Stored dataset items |
===============

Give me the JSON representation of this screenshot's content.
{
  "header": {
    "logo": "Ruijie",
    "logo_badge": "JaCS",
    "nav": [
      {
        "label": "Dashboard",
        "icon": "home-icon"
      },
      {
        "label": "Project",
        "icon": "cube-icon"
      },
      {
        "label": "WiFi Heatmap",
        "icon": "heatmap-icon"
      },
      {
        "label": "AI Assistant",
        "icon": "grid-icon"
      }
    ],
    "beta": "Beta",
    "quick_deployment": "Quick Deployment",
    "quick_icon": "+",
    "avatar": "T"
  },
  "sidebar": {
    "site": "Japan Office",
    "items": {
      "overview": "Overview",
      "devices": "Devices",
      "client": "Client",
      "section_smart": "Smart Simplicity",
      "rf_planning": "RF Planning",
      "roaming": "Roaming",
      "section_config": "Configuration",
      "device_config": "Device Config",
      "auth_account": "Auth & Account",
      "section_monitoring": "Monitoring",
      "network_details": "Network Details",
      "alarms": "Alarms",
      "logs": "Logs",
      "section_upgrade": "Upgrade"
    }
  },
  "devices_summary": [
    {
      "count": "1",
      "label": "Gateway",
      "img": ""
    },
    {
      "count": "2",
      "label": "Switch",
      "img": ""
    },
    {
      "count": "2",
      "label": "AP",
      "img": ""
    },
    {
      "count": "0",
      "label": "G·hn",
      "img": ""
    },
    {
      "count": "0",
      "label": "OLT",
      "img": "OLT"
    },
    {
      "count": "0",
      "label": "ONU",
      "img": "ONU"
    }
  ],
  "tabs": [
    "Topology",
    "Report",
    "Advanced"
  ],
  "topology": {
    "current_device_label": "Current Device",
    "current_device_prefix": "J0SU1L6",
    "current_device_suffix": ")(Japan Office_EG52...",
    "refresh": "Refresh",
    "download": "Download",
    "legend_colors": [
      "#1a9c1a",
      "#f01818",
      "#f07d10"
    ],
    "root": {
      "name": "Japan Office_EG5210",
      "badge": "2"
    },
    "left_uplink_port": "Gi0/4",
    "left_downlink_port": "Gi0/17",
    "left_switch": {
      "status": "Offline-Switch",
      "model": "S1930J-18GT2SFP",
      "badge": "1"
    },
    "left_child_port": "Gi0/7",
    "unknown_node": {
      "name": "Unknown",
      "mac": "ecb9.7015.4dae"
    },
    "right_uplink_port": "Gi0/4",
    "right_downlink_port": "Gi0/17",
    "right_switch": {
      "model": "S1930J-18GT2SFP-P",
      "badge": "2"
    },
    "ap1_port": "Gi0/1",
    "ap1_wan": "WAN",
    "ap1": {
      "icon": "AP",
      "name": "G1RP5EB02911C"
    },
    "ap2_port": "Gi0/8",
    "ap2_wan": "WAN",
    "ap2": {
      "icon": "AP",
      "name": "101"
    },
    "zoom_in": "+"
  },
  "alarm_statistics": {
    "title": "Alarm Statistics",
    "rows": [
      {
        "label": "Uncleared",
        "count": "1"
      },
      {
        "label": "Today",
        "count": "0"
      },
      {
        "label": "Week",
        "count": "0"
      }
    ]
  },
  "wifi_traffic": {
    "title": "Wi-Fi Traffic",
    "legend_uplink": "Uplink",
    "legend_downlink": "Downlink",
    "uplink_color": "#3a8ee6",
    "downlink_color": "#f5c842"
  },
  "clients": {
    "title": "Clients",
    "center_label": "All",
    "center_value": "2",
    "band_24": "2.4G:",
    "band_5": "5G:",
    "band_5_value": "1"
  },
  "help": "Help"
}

===============

To do | Every entry above needs to be quoted exactly.

Solution to this task |
Give me the JSON representation of this screenshot's content.
{
  "header": {
    "logo": "Ruijie",
    "logo_badge": "JaCS",
    "nav": [
      {
        "label": "Dashboard",
        "icon": "home-icon"
      },
      {
        "label": "Project",
        "icon": "cube-icon"
      },
      {
        "label": "WiFi Heatmap",
        "icon": "heatmap-icon"
      },
      {
        "label": "AI Assistant",
        "icon": "grid-icon"
      }
    ],
    "beta": "Beta",
    "quick_deployment": "Quick Deployment",
    "quick_icon": "+",
    "avatar": "T"
  },
  "sidebar": {
    "site": "Japan Office",
    "items": {
      "overview": "Overview",
      "devices": "Devices",
      "client": "Client",
      "section_smart": "Smart Simplicity",
      "rf_planning": "RF Planning",
      "roaming": "Roaming",
      "section_config": "Configuration",
      "device_config": "Device Config",
      "auth_account": "Auth & Account",
      "section_monitoring": "Monitoring",
      "network_details": "Network Details",
      "alarms": "Alarms",
      "logs": "Logs",
      "section_upgrade": "Upgrade"
    }
  },
  "devices_summary": [
    {
      "count": "1",
      "label": "Gateway",
      "img": ""
    },
    {
      "count": "2",
      "label": "Switch",
      "img": ""
    },
    {
      "count": "2",
      "label": "AP",
      "img": ""
    },
    {
      "count": "0",
      "label": "G·hn",
      "img": ""
    },
    {
      "count": "0",
      "label": "OLT",
      "img": "OLT"
    },
    {
      "count": "0",
      "label": "ONU",
      "img": "ONU"
    }
  ],
  "tabs": [
    "Topology",
    "Report",
    "Advanced"
  ],
  "topology": {
    "current_device_label": "Current Device",
    "current_device_prefix": "J0SU1L6",
    "current_device_suffix": ")(Japan Office_EG52...",
    "refresh": "Refresh",
    "download": "Download",
    "legend_colors": [
      "#1a9c1a",
      "#f01818",
      "#f07d10"
    ],
    "root": {
      "name": "Japan Office_EG5210",
      "badge": "2"
    },
    "left_uplink_port": "Gi0/4",
    "left_downlink_port": "Gi0/17",
    "left_switch": {
      "status": "Offline-Switch",
      "model": "S1930J-18GT2SFP",
      "badge": "1"
    },
    "left_child_port": "Gi0/7",
    "unknown_node": {
      "name": "Unknown",
      "mac": "ecb9.7015.4dae"
    },
    "right_uplink_port": "Gi0/4",
    "right_downlink_port": "Gi0/17",
    "right_switch": {
      "model": "S1930J-18GT2SFP-P",
      "badge": "2"
    },
    "ap1_port": "Gi0/1",
    "ap1_wan": "WAN",
    "ap1": {
      "icon": "AP",
      "name": "G1RP5EB02911C"
    },
    "ap2_port": "Gi0/8",
    "ap2_wan": "WAN",
    "ap2": {
      "icon": "AP",
      "name": "101"
    },
    "zoom_in": "+"
  },
  "alarm_statistics": {
    "title": "Alarm Statistics",
    "rows": [
      {
        "label": "Uncleared",
        "count": "1"
      },
      {
        "label": "Today",
        "count": "0"
      },
      {
        "label": "Week",
        "count": "0"
      }
    ]
  },
  "wifi_traffic": {
    "title": "Wi-Fi Traffic",
    "legend_uplink": "Uplink",
    "legend_downlink": "Downlink",
    "uplink_color": "#3a8ee6",
    "downlink_color": "#f5c842"
  },
  "clients": {
    "title": "Clients",
    "center_label": "All",
    "center_value": "2",
    "band_24": "2.4G:",
    "band_5": "5G:",
    "band_5_value": "1"
  },
  "help": "Help"
}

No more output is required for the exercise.